● **INSTRUCTIONS TO FOLLOW**
Output every line exactly as written. Leave out pictures.

● **EXTRACTED DATA**
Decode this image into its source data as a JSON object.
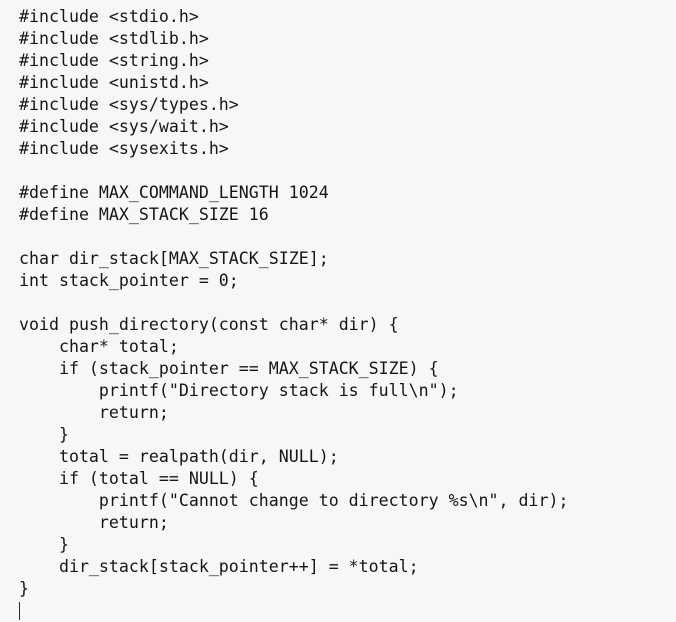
{
  "editor": {
    "name": "code-editor",
    "language": "c",
    "background_color": "#f7f7f7",
    "text_color": "#161616",
    "caret_color": "#2b2b2b",
    "caret_line_index": 25,
    "caret_column": 0
  },
  "code": {
    "lines": [
      "#include <stdio.h>",
      "#include <stdlib.h>",
      "#include <string.h>",
      "#include <unistd.h>",
      "#include <sys/types.h>",
      "#include <sys/wait.h>",
      "#include <sysexits.h>",
      "",
      "#define MAX_COMMAND_LENGTH 1024",
      "#define MAX_STACK_SIZE 16",
      "",
      "char dir_stack[MAX_STACK_SIZE];",
      "int stack_pointer = 0;",
      "",
      "void push_directory(const char* dir) {",
      "    char* total;",
      "    if (stack_pointer == MAX_STACK_SIZE) {",
      "        printf(\"Directory stack is full\\n\");",
      "        return;",
      "    }",
      "    total = realpath(dir, NULL);",
      "    if (total == NULL) {",
      "        printf(\"Cannot change to directory %s\\n\", dir);",
      "        return;",
      "    }",
      "    dir_stack[stack_pointer++] = *total;",
      "}"
    ]
  }
}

● **RESULT FOR THIS TASK**
Decode this image into its source data as a JSON object.
{
  "editor": {
    "name": "code-editor",
    "language": "c",
    "background_color": "#f7f7f7",
    "text_color": "#161616",
    "caret_color": "#2b2b2b",
    "caret_line_index": 25,
    "caret_column": 0
  },
  "code": {
    "lines": [
      "#include <stdio.h>",
      "#include <stdlib.h>",
      "#include <string.h>",
      "#include <unistd.h>",
      "#include <sys/types.h>",
      "#include <sys/wait.h>",
      "#include <sysexits.h>",
      "",
      "#define MAX_COMMAND_LENGTH 1024",
      "#define MAX_STACK_SIZE 16",
      "",
      "char dir_stack[MAX_STACK_SIZE];",
      "int stack_pointer = 0;",
      "",
      "void push_directory(const char* dir) {",
      "    char* total;",
      "    if (stack_pointer == MAX_STACK_SIZE) {",
      "        printf(\"Directory stack is full\\n\");",
      "        return;",
      "    }",
      "    total = realpath(dir, NULL);",
      "    if (total == NULL) {",
      "        printf(\"Cannot change to directory %s\\n\", dir);",
      "        return;",
      "    }",
      "    dir_stack[stack_pointer++] = *total;",
      "}"
    ]
  }
}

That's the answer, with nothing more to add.